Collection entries
********************
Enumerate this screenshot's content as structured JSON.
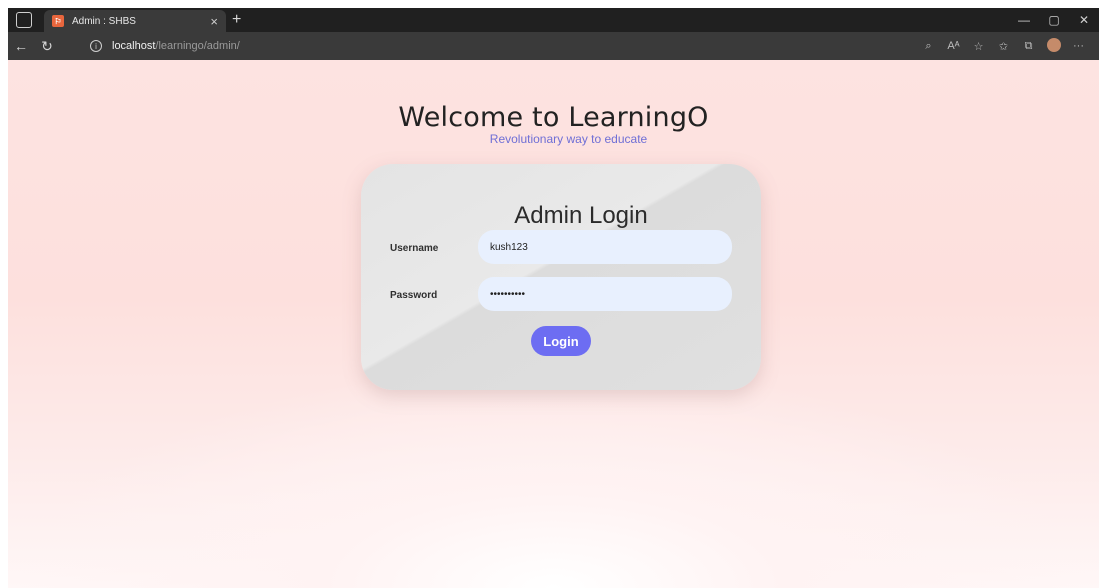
{
  "browser": {
    "tab_title": "Admin : SHBS",
    "tab_close": "×",
    "new_tab": "+",
    "url_host": "localhost",
    "url_path": "/learningo/admin/",
    "window_controls": {
      "minimize": "—",
      "restore": "▢",
      "close": "✕"
    },
    "toolbar_icons": [
      "search-page-icon",
      "read-aloud-icon",
      "add-favorite-icon",
      "favorites-icon",
      "collections-icon",
      "profile-avatar-icon",
      "more-icon"
    ]
  },
  "page": {
    "heading": "Welcome to LearningO",
    "subheading": "Revolutionary way to educate",
    "card": {
      "title": "Admin Login",
      "username_label": "Username",
      "username_value": "kush123",
      "password_label": "Password",
      "password_value": "••••••••••",
      "login_label": "Login"
    }
  },
  "colors": {
    "accent": "#6d6df2",
    "subheading": "#6f6fd6",
    "input_bg": "#e8f0fe",
    "page_bg": "#fde3e1"
  }
}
********************
● PROBLEM: Output the entries above exactly. Drop the pictures.

● PROBLEM SOLUTION:
Enumerate this screenshot's content as structured JSON.
{
  "browser": {
    "tab_title": "Admin : SHBS",
    "tab_close": "×",
    "new_tab": "+",
    "url_host": "localhost",
    "url_path": "/learningo/admin/",
    "window_controls": {
      "minimize": "—",
      "restore": "▢",
      "close": "✕"
    },
    "toolbar_icons": [
      "search-page-icon",
      "read-aloud-icon",
      "add-favorite-icon",
      "favorites-icon",
      "collections-icon",
      "profile-avatar-icon",
      "more-icon"
    ]
  },
  "page": {
    "heading": "Welcome to LearningO",
    "subheading": "Revolutionary way to educate",
    "card": {
      "title": "Admin Login",
      "username_label": "Username",
      "username_value": "kush123",
      "password_label": "Password",
      "password_value": "••••••••••",
      "login_label": "Login"
    }
  },
  "colors": {
    "accent": "#6d6df2",
    "subheading": "#6f6fd6",
    "input_bg": "#e8f0fe",
    "page_bg": "#fde3e1"
  }
}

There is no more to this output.